● Task goal
Format the data from the line with "Patent image size: (969, 707)." to the line with "The robotic printer 110 is at (560, 150).", both included, as a numbered list, omitting any blank lines.

● Task inputs
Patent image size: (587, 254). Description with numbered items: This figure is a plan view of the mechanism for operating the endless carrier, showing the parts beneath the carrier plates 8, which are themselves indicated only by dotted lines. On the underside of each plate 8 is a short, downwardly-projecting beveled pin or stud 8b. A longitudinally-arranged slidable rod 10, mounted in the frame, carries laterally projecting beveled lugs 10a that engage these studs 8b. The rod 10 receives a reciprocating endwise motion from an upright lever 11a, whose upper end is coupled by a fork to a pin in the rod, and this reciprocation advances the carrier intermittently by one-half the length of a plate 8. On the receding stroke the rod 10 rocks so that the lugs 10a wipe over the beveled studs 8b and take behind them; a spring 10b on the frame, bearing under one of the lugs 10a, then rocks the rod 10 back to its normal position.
--
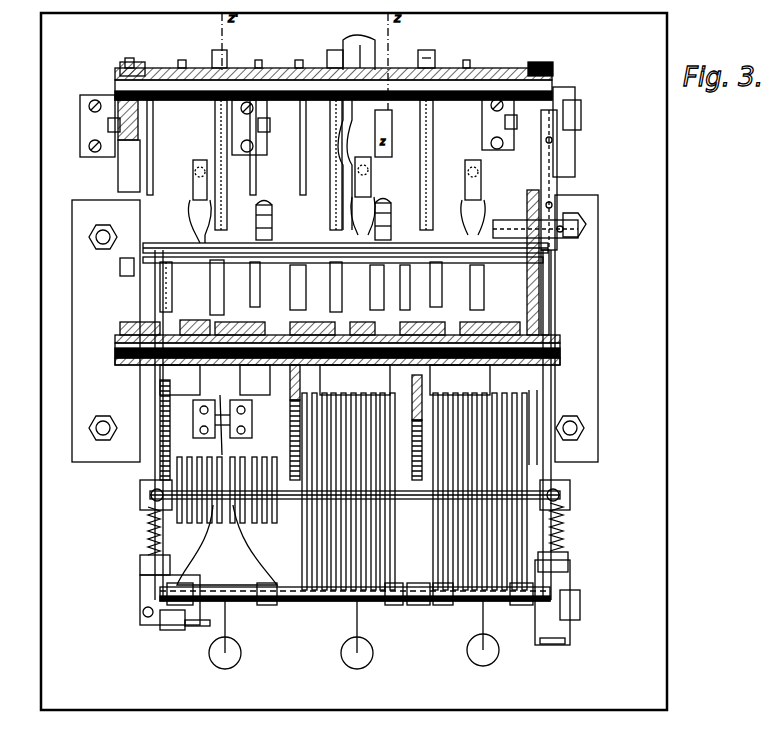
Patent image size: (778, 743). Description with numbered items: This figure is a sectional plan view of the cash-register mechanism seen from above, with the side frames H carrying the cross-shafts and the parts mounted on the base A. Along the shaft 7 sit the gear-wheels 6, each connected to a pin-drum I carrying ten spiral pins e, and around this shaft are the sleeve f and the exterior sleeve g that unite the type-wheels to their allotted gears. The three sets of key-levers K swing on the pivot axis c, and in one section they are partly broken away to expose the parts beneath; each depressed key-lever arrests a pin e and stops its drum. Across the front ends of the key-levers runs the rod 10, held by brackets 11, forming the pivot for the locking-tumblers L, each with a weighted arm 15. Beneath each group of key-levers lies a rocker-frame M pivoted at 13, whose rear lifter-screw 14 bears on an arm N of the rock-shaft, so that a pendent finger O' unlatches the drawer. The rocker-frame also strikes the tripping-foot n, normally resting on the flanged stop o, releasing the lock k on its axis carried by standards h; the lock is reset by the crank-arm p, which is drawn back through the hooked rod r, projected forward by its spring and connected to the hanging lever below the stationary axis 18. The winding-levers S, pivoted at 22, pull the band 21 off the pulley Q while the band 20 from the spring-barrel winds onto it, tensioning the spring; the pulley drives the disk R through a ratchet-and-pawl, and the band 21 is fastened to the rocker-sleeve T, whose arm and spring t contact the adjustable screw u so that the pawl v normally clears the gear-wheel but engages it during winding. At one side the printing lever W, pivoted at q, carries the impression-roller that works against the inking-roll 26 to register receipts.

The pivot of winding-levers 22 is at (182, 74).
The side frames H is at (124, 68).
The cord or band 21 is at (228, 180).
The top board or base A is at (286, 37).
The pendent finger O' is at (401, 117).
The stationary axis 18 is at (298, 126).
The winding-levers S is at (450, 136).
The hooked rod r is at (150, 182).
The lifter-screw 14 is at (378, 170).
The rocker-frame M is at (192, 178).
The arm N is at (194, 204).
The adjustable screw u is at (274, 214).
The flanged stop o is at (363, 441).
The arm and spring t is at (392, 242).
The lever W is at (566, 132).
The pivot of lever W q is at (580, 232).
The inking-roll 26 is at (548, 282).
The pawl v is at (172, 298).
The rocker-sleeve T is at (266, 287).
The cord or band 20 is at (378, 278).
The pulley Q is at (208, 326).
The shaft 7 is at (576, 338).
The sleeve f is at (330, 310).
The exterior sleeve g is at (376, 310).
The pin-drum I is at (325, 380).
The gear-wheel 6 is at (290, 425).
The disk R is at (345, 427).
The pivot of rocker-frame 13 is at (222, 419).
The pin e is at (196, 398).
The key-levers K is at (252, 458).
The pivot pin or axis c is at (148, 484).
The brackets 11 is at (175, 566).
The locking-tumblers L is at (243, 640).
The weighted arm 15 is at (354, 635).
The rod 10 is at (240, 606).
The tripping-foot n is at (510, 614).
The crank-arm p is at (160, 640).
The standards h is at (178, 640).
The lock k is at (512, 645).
...
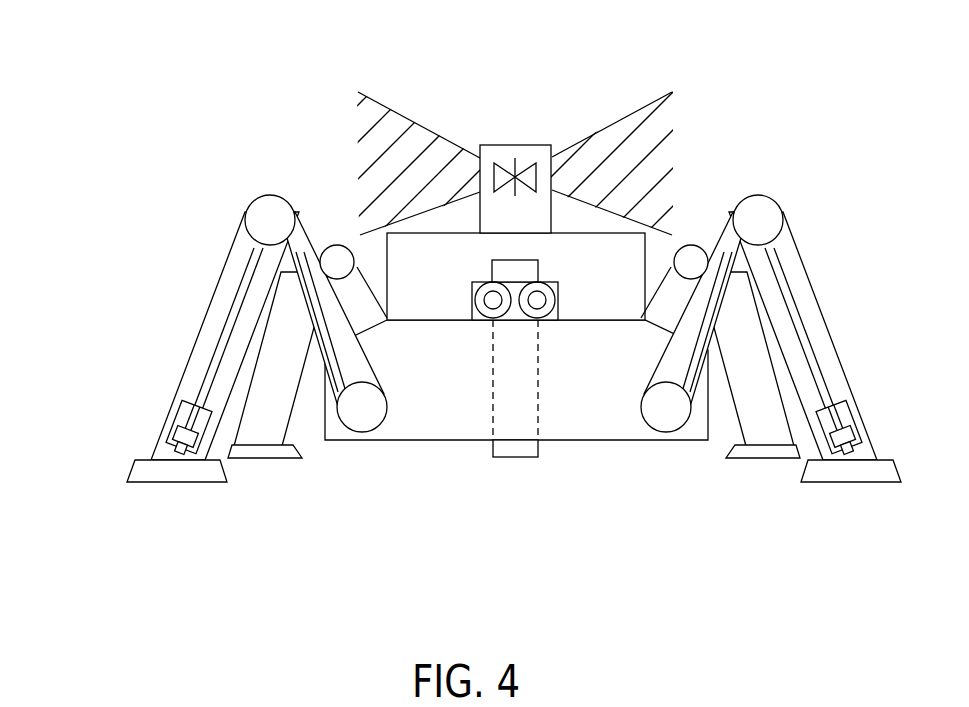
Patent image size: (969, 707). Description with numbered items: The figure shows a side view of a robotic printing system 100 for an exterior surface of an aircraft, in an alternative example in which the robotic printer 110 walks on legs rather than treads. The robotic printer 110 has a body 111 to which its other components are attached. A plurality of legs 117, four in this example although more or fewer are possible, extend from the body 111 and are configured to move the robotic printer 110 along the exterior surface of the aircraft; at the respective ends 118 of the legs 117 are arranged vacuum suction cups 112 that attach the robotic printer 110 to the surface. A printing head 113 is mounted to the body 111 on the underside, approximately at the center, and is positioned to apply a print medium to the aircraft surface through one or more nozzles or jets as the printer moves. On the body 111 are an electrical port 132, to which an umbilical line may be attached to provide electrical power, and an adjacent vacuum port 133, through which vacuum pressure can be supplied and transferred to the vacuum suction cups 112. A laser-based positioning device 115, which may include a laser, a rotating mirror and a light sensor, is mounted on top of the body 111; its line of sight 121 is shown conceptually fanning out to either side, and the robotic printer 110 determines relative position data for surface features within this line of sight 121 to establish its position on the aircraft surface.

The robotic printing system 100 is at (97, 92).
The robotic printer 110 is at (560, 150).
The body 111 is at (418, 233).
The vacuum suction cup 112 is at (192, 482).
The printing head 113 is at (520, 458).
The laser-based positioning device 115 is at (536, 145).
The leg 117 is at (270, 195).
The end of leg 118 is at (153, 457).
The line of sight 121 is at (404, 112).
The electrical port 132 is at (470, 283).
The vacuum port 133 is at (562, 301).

● Problem solution
1. Patent image size: (969, 707). Description with numbered items: The figure shows a side view of a robotic printing system 100 for an exterior surface of an aircraft, in an alternative example in which the robotic printer 110 walks on legs rather than treads. The robotic printer 110 has a body 111 to which its other components are attached. A plurality of legs 117, four in this example although more or fewer are possible, extend from the body 111 and are configured to move the robotic printer 110 along the exterior surface of the aircraft; at the respective ends 118 of the legs 117 are arranged vacuum suction cups 112 that attach the robotic printer 110 to the surface. A printing head 113 is mounted to the body 111 on the underside, approximately at the center, and is positioned to apply a print medium to the aircraft surface through one or more nozzles or jets as the printer moves. On the body 111 are an electrical port 132, to which an umbilical line may be attached to provide electrical power, and an adjacent vacuum port 133, through which vacuum pressure can be supplied and transferred to the vacuum suction cups 112. A laser-based positioning device 115, which may include a laser, a rotating mirror and a light sensor, is mounted on top of the body 111; its line of sight 121 is shown conceptually fanning out to either side, and the robotic printer 110 determines relative position data for surface features within this line of sight 121 to establish its position on the aircraft surface.
2. The robotic printing system 100 is at (97, 92).
3. The robotic printer 110 is at (560, 150).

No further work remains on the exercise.